## Challenge
Copy out all the records, word for word.

## Stored records
*****

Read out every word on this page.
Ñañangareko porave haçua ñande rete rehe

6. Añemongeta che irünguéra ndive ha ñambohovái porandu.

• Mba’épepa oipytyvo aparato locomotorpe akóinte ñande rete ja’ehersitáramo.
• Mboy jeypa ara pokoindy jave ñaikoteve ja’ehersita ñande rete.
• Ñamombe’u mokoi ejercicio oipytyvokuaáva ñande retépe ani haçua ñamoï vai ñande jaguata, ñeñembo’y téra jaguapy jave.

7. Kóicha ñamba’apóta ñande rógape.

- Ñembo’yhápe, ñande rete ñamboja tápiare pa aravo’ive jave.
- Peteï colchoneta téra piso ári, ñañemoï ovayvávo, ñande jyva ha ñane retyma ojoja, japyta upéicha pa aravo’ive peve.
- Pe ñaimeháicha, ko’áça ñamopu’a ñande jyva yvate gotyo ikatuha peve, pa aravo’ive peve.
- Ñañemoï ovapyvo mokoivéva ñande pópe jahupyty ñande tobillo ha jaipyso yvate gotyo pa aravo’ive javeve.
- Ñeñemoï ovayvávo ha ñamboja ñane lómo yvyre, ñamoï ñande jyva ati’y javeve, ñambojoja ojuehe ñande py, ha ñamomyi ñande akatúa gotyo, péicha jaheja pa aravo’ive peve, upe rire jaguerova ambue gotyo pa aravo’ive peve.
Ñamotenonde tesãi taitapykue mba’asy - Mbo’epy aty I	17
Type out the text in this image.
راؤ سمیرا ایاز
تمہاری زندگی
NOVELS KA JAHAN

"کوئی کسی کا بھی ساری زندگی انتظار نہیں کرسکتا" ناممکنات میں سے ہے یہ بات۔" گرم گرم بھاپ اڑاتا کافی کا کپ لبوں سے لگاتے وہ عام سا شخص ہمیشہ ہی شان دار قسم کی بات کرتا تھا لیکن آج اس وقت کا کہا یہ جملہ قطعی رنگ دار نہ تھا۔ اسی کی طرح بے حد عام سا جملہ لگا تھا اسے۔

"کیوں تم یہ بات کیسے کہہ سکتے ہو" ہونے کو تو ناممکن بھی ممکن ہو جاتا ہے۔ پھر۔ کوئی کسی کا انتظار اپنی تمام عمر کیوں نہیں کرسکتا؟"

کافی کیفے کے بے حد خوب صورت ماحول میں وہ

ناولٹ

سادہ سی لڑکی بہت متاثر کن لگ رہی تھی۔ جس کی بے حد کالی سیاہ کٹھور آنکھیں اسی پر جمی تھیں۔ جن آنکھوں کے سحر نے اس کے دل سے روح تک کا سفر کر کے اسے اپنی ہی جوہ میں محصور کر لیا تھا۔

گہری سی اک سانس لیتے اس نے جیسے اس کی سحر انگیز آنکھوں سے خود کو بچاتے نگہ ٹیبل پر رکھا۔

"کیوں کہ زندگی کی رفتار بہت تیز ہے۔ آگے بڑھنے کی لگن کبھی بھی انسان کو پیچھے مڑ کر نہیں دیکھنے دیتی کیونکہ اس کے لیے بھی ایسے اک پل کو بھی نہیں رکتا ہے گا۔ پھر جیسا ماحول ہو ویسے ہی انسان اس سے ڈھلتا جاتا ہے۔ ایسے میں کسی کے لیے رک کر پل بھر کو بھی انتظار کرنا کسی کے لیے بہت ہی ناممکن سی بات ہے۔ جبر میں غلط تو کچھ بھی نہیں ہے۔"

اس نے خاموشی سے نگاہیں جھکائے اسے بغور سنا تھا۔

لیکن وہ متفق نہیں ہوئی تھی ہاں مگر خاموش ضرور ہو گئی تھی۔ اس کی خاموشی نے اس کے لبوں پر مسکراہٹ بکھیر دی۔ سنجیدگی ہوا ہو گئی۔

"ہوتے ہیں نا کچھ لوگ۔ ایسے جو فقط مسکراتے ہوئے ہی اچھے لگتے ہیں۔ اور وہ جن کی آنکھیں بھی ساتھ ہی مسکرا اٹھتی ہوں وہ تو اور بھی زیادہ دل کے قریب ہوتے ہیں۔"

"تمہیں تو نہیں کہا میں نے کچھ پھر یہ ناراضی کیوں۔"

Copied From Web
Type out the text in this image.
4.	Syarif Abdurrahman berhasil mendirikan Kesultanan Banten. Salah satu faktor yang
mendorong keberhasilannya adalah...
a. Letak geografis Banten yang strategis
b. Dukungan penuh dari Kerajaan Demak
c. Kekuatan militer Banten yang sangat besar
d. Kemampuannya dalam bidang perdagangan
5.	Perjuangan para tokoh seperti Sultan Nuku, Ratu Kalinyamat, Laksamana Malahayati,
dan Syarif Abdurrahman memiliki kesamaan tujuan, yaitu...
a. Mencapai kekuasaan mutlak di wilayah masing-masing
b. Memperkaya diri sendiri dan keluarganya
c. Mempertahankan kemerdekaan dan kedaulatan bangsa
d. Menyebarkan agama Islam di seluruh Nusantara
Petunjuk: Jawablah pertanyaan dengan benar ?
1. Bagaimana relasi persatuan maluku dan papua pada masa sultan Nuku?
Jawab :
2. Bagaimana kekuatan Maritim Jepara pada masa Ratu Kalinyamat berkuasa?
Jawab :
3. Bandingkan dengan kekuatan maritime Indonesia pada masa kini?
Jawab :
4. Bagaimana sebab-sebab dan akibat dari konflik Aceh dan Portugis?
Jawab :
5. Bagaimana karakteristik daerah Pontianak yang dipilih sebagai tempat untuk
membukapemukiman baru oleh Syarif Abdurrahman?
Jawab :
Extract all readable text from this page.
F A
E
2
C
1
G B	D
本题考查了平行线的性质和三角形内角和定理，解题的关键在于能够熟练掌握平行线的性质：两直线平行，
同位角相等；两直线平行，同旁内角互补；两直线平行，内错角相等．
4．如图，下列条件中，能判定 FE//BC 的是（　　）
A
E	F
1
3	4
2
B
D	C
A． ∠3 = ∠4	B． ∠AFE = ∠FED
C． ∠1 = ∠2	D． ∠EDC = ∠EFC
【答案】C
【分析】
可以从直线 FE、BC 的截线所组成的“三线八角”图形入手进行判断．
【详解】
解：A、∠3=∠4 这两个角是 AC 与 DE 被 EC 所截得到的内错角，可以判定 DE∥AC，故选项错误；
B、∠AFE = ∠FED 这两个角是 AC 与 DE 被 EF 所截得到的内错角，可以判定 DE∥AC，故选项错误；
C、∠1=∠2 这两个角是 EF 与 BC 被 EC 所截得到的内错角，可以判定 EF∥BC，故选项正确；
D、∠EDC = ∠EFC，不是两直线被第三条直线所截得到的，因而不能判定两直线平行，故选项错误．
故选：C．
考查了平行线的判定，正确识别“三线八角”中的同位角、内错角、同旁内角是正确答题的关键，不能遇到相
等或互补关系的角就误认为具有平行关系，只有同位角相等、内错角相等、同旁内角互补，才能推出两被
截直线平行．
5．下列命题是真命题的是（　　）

*****

## Exercise response
Read out every word on this page.
Ñañangareko porave haçua ñande rete rehe

6. Añemongeta che irünguéra ndive ha ñambohovái porandu.

• Mba’épepa oipytyvo aparato locomotorpe akóinte ñande rete ja’ehersitáramo.
• Mboy jeypa ara pokoindy jave ñaikoteve ja’ehersita ñande rete.
• Ñamombe’u mokoi ejercicio oipytyvokuaáva ñande retépe ani haçua ñamoï vai ñande jaguata, ñeñembo’y téra jaguapy jave.

7. Kóicha ñamba’apóta ñande rógape.

- Ñembo’yhápe, ñande rete ñamboja tápiare pa aravo’ive jave.
- Peteï colchoneta téra piso ári, ñañemoï ovayvávo, ñande jyva ha ñane retyma ojoja, japyta upéicha pa aravo’ive peve.
- Pe ñaimeháicha, ko’áça ñamopu’a ñande jyva yvate gotyo ikatuha peve, pa aravo’ive peve.
- Ñañemoï ovapyvo mokoivéva ñande pópe jahupyty ñande tobillo ha jaipyso yvate gotyo pa aravo’ive javeve.
- Ñeñemoï ovayvávo ha ñamboja ñane lómo yvyre, ñamoï ñande jyva ati’y javeve, ñambojoja ojuehe ñande py, ha ñamomyi ñande akatúa gotyo, péicha jaheja pa aravo’ive peve, upe rire jaguerova ambue gotyo pa aravo’ive peve.
Ñamotenonde tesãi taitapykue mba’asy - Mbo’epy aty I	17
Type out the text in this image.
راؤ سمیرا ایاز
تمہاری زندگی
NOVELS KA JAHAN

"کوئی کسی کا بھی ساری زندگی انتظار نہیں کرسکتا" ناممکنات میں سے ہے یہ بات۔" گرم گرم بھاپ اڑاتا کافی کا کپ لبوں سے لگاتے وہ عام سا شخص ہمیشہ ہی شان دار قسم کی بات کرتا تھا لیکن آج اس وقت کا کہا یہ جملہ قطعی رنگ دار نہ تھا۔ اسی کی طرح بے حد عام سا جملہ لگا تھا اسے۔

"کیوں تم یہ بات کیسے کہہ سکتے ہو" ہونے کو تو ناممکن بھی ممکن ہو جاتا ہے۔ پھر۔ کوئی کسی کا انتظار اپنی تمام عمر کیوں نہیں کرسکتا؟"

کافی کیفے کے بے حد خوب صورت ماحول میں وہ

ناولٹ

سادہ سی لڑکی بہت متاثر کن لگ رہی تھی۔ جس کی بے حد کالی سیاہ کٹھور آنکھیں اسی پر جمی تھیں۔ جن آنکھوں کے سحر نے اس کے دل سے روح تک کا سفر کر کے اسے اپنی ہی جوہ میں محصور کر لیا تھا۔

گہری سی اک سانس لیتے اس نے جیسے اس کی سحر انگیز آنکھوں سے خود کو بچاتے نگہ ٹیبل پر رکھا۔

"کیوں کہ زندگی کی رفتار بہت تیز ہے۔ آگے بڑھنے کی لگن کبھی بھی انسان کو پیچھے مڑ کر نہیں دیکھنے دیتی کیونکہ اس کے لیے بھی ایسے اک پل کو بھی نہیں رکتا ہے گا۔ پھر جیسا ماحول ہو ویسے ہی انسان اس سے ڈھلتا جاتا ہے۔ ایسے میں کسی کے لیے رک کر پل بھر کو بھی انتظار کرنا کسی کے لیے بہت ہی ناممکن سی بات ہے۔ جبر میں غلط تو کچھ بھی نہیں ہے۔"

اس نے خاموشی سے نگاہیں جھکائے اسے بغور سنا تھا۔

لیکن وہ متفق نہیں ہوئی تھی ہاں مگر خاموش ضرور ہو گئی تھی۔ اس کی خاموشی نے اس کے لبوں پر مسکراہٹ بکھیر دی۔ سنجیدگی ہوا ہو گئی۔

"ہوتے ہیں نا کچھ لوگ۔ ایسے جو فقط مسکراتے ہوئے ہی اچھے لگتے ہیں۔ اور وہ جن کی آنکھیں بھی ساتھ ہی مسکرا اٹھتی ہوں وہ تو اور بھی زیادہ دل کے قریب ہوتے ہیں۔"

"تمہیں تو نہیں کہا میں نے کچھ پھر یہ ناراضی کیوں۔"

Copied From Web
Type out the text in this image.
4.	Syarif Abdurrahman berhasil mendirikan Kesultanan Banten. Salah satu faktor yang
mendorong keberhasilannya adalah...
a. Letak geografis Banten yang strategis
b. Dukungan penuh dari Kerajaan Demak
c. Kekuatan militer Banten yang sangat besar
d. Kemampuannya dalam bidang perdagangan
5.	Perjuangan para tokoh seperti Sultan Nuku, Ratu Kalinyamat, Laksamana Malahayati,
dan Syarif Abdurrahman memiliki kesamaan tujuan, yaitu...
a. Mencapai kekuasaan mutlak di wilayah masing-masing
b. Memperkaya diri sendiri dan keluarganya
c. Mempertahankan kemerdekaan dan kedaulatan bangsa
d. Menyebarkan agama Islam di seluruh Nusantara
Petunjuk: Jawablah pertanyaan dengan benar ?
1. Bagaimana relasi persatuan maluku dan papua pada masa sultan Nuku?
Jawab :
2. Bagaimana kekuatan Maritim Jepara pada masa Ratu Kalinyamat berkuasa?
Jawab :
3. Bandingkan dengan kekuatan maritime Indonesia pada masa kini?
Jawab :
4. Bagaimana sebab-sebab dan akibat dari konflik Aceh dan Portugis?
Jawab :
5. Bagaimana karakteristik daerah Pontianak yang dipilih sebagai tempat untuk
membukapemukiman baru oleh Syarif Abdurrahman?
Jawab :
Extract all readable text from this page.
F A
E
2
C
1
G B	D
本题考查了平行线的性质和三角形内角和定理，解题的关键在于能够熟练掌握平行线的性质：两直线平行，
同位角相等；两直线平行，同旁内角互补；两直线平行，内错角相等．
4．如图，下列条件中，能判定 FE//BC 的是（　　）
A
E	F
1
3	4
2
B
D	C
A． ∠3 = ∠4	B． ∠AFE = ∠FED
C． ∠1 = ∠2	D． ∠EDC = ∠EFC
【答案】C
【分析】
可以从直线 FE、BC 的截线所组成的“三线八角”图形入手进行判断．
【详解】
解：A、∠3=∠4 这两个角是 AC 与 DE 被 EC 所截得到的内错角，可以判定 DE∥AC，故选项错误；
B、∠AFE = ∠FED 这两个角是 AC 与 DE 被 EF 所截得到的内错角，可以判定 DE∥AC，故选项错误；
C、∠1=∠2 这两个角是 EF 与 BC 被 EC 所截得到的内错角，可以判定 EF∥BC，故选项正确；
D、∠EDC = ∠EFC，不是两直线被第三条直线所截得到的，因而不能判定两直线平行，故选项错误．
故选：C．
考查了平行线的判定，正确识别“三线八角”中的同位角、内错角、同旁内角是正确答题的关键，不能遇到相
等或互补关系的角就误认为具有平行关系，只有同位角相等、内错角相等、同旁内角互补，才能推出两被
截直线平行．
5．下列命题是真命题的是（　　）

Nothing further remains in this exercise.